## BRIEF
Write out the data below exactly as given, without any of its pictures.

## EXERCISE MATERIAL

※

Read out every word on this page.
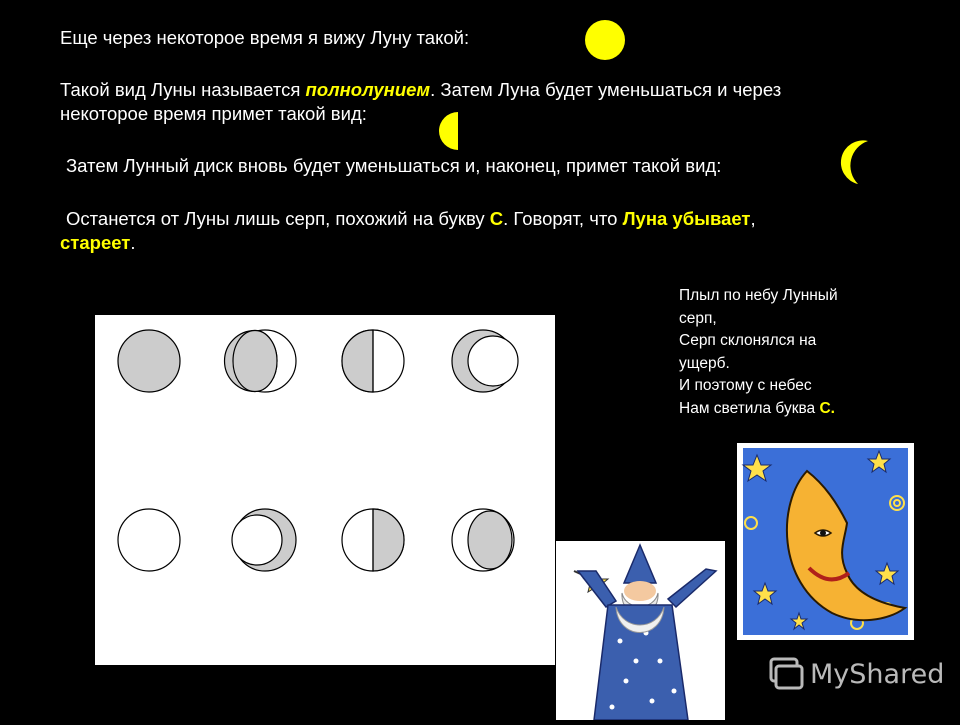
Еще через некоторое время я вижу Луну такой:
Такой вид Луны называется полнолунием. Затем Луна будет уменьшаться и через
некоторое время примет такой вид:
Затем Лунный диск вновь будет уменьшаться и, наконец, примет такой вид:
Останется от Луны лишь серп, похожий на букву С. Говорят, что Луна убывает,
стареет.
Плыл по небу Лунный
серп,
Серп склонялся на
ущерб.
И поэтому с небес
Нам светила буква С.
MyShared
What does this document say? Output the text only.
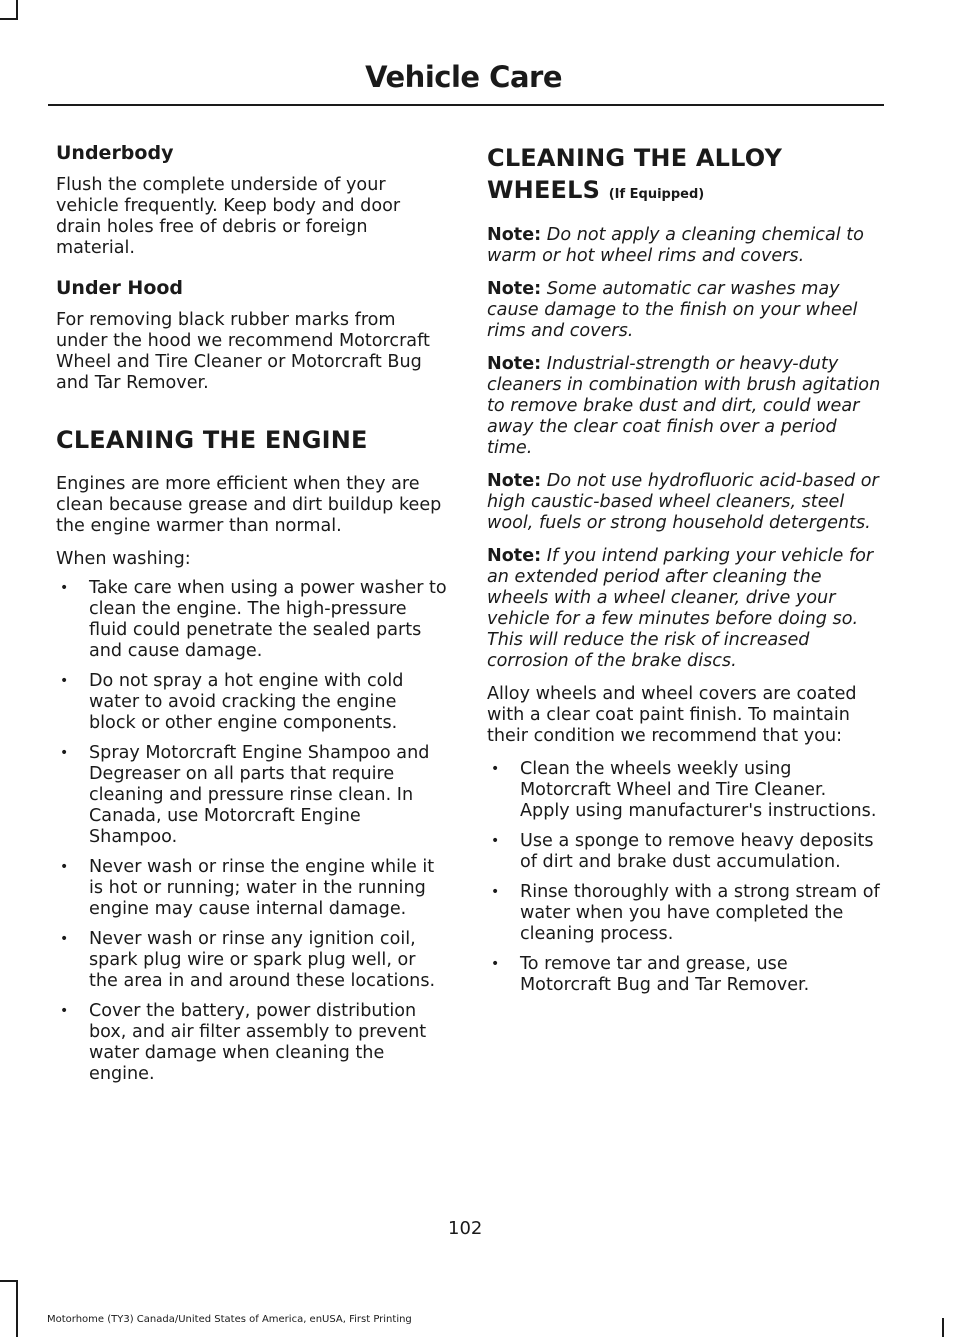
Vehicle Care
Underbody

Flush the complete underside of your vehicle frequently. Keep body and door drain holes free of debris or foreign material.

Under Hood

For removing black rubber marks from under the hood we recommend Motorcraft Wheel and Tire Cleaner or Motorcraft Bug and Tar Remover.

CLEANING THE ENGINE

Engines are more efficient when they are clean because grease and dirt buildup keep the engine warmer than normal.

When washing:

• Take care when using a power washer to clean the engine. The high-pressure fluid could penetrate the sealed parts and cause damage.
• Do not spray a hot engine with cold water to avoid cracking the engine block or other engine components.
• Spray Motorcraft Engine Shampoo and Degreaser on all parts that require cleaning and pressure rinse clean. In Canada, use Motorcraft Engine Shampoo.
• Never wash or rinse the engine while it is hot or running; water in the running engine may cause internal damage.
• Never wash or rinse any ignition coil, spark plug wire or spark plug well, or the area in and around these locations.
• Cover the battery, power distribution box, and air filter assembly to prevent water damage when cleaning the engine.
CLEANING THE ALLOY
WHEELS (If Equipped)

Note: Do not apply a cleaning chemical to warm or hot wheel rims and covers.

Note: Some automatic car washes may cause damage to the finish on your wheel rims and covers.

Note: Industrial-strength or heavy-duty cleaners in combination with brush agitation to remove brake dust and dirt, could wear away the clear coat finish over a period time.

Note: Do not use hydrofluoric acid-based or high caustic-based wheel cleaners, steel wool, fuels or strong household detergents.

Note: If you intend parking your vehicle for an extended period after cleaning the wheels with a wheel cleaner, drive your vehicle for a few minutes before doing so. This will reduce the risk of increased corrosion of the brake discs.

Alloy wheels and wheel covers are coated with a clear coat paint finish. To maintain their condition we recommend that you:

• Clean the wheels weekly using Motorcraft Wheel and Tire Cleaner. Apply using manufacturer's instructions.
• Use a sponge to remove heavy deposits of dirt and brake dust accumulation.
• Rinse thoroughly with a strong stream of water when you have completed the cleaning process.
• To remove tar and grease, use Motorcraft Bug and Tar Remover.
102
Motorhome (TY3) Canada/United States of America, enUSA, First Printing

※

## SOLUTION TO THIS EXERCISE
Read out every word on this page.
Еще через некоторое время я вижу Луну такой:
Такой вид Луны называется полнолунием. Затем Луна будет уменьшаться и через
некоторое время примет такой вид:
Затем Лунный диск вновь будет уменьшаться и, наконец, примет такой вид:
Останется от Луны лишь серп, похожий на букву С. Говорят, что Луна убывает,
стареет.
Плыл по небу Лунный
серп,
Серп склонялся на
ущерб.
И поэтому с небес
Нам светила буква С.
MyShared
What does this document say? Output the text only.
Vehicle Care
Underbody

Flush the complete underside of your vehicle frequently. Keep body and door drain holes free of debris or foreign material.

Under Hood

For removing black rubber marks from under the hood we recommend Motorcraft Wheel and Tire Cleaner or Motorcraft Bug and Tar Remover.

CLEANING THE ENGINE

Engines are more efficient when they are clean because grease and dirt buildup keep the engine warmer than normal.

When washing:

• Take care when using a power washer to clean the engine. The high-pressure fluid could penetrate the sealed parts and cause damage.
• Do not spray a hot engine with cold water to avoid cracking the engine block or other engine components.
• Spray Motorcraft Engine Shampoo and Degreaser on all parts that require cleaning and pressure rinse clean. In Canada, use Motorcraft Engine Shampoo.
• Never wash or rinse the engine while it is hot or running; water in the running engine may cause internal damage.
• Never wash or rinse any ignition coil, spark plug wire or spark plug well, or the area in and around these locations.
• Cover the battery, power distribution box, and air filter assembly to prevent water damage when cleaning the engine.
CLEANING THE ALLOY
WHEELS (If Equipped)

Note: Do not apply a cleaning chemical to warm or hot wheel rims and covers.

Note: Some automatic car washes may cause damage to the finish on your wheel rims and covers.

Note: Industrial-strength or heavy-duty cleaners in combination with brush agitation to remove brake dust and dirt, could wear away the clear coat finish over a period time.

Note: Do not use hydrofluoric acid-based or high caustic-based wheel cleaners, steel wool, fuels or strong household detergents.

Note: If you intend parking your vehicle for an extended period after cleaning the wheels with a wheel cleaner, drive your vehicle for a few minutes before doing so. This will reduce the risk of increased corrosion of the brake discs.

Alloy wheels and wheel covers are coated with a clear coat paint finish. To maintain their condition we recommend that you:

• Clean the wheels weekly using Motorcraft Wheel and Tire Cleaner. Apply using manufacturer's instructions.
• Use a sponge to remove heavy deposits of dirt and brake dust accumulation.
• Rinse thoroughly with a strong stream of water when you have completed the cleaning process.
• To remove tar and grease, use Motorcraft Bug and Tar Remover.
102
Motorhome (TY3) Canada/United States of America, enUSA, First Printing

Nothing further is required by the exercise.